### Available data
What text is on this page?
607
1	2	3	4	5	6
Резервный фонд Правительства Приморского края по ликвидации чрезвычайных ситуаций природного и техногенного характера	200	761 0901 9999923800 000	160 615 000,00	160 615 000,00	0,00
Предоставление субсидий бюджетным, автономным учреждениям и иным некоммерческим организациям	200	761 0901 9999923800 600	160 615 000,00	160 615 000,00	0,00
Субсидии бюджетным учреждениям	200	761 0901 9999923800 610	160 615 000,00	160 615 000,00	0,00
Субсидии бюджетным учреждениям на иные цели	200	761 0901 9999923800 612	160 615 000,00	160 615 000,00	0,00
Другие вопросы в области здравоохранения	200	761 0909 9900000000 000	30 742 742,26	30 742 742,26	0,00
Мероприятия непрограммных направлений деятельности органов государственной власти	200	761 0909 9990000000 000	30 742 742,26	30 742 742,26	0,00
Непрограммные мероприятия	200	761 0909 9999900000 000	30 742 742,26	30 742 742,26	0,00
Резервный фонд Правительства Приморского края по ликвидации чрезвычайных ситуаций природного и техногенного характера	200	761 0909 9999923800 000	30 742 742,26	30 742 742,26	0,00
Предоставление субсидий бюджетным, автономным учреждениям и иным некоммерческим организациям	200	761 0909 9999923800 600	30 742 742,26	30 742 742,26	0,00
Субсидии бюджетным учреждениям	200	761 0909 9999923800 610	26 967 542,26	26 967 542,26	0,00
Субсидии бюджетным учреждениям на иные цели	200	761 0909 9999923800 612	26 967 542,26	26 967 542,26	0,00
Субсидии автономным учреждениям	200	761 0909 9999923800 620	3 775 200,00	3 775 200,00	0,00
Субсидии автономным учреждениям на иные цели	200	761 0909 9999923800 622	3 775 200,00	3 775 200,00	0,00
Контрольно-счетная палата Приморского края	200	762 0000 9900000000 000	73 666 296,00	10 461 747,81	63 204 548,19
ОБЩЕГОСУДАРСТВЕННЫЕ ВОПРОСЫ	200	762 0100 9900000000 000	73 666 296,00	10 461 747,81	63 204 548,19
######
#### [What you need to do]
Please reproduce each line exactly as written.

#### [Solution to this problem]
What text is on this page?
607
1	2	3	4	5	6
Резервный фонд Правительства Приморского края по ликвидации чрезвычайных ситуаций природного и техногенного характера	200	761 0901 9999923800 000	160 615 000,00	160 615 000,00	0,00
Предоставление субсидий бюджетным, автономным учреждениям и иным некоммерческим организациям	200	761 0901 9999923800 600	160 615 000,00	160 615 000,00	0,00
Субсидии бюджетным учреждениям	200	761 0901 9999923800 610	160 615 000,00	160 615 000,00	0,00
Субсидии бюджетным учреждениям на иные цели	200	761 0901 9999923800 612	160 615 000,00	160 615 000,00	0,00
Другие вопросы в области здравоохранения	200	761 0909 9900000000 000	30 742 742,26	30 742 742,26	0,00
Мероприятия непрограммных направлений деятельности органов государственной власти	200	761 0909 9990000000 000	30 742 742,26	30 742 742,26	0,00
Непрограммные мероприятия	200	761 0909 9999900000 000	30 742 742,26	30 742 742,26	0,00
Резервный фонд Правительства Приморского края по ликвидации чрезвычайных ситуаций природного и техногенного характера	200	761 0909 9999923800 000	30 742 742,26	30 742 742,26	0,00
Предоставление субсидий бюджетным, автономным учреждениям и иным некоммерческим организациям	200	761 0909 9999923800 600	30 742 742,26	30 742 742,26	0,00
Субсидии бюджетным учреждениям	200	761 0909 9999923800 610	26 967 542,26	26 967 542,26	0,00
Субсидии бюджетным учреждениям на иные цели	200	761 0909 9999923800 612	26 967 542,26	26 967 542,26	0,00
Субсидии автономным учреждениям	200	761 0909 9999923800 620	3 775 200,00	3 775 200,00	0,00
Субсидии автономным учреждениям на иные цели	200	761 0909 9999923800 622	3 775 200,00	3 775 200,00	0,00
Контрольно-счетная палата Приморского края	200	762 0000 9900000000 000	73 666 296,00	10 461 747,81	63 204 548,19
ОБЩЕГОСУДАРСТВЕННЫЕ ВОПРОСЫ	200	762 0100 9900000000 000	73 666 296,00	10 461 747,81	63 204 548,19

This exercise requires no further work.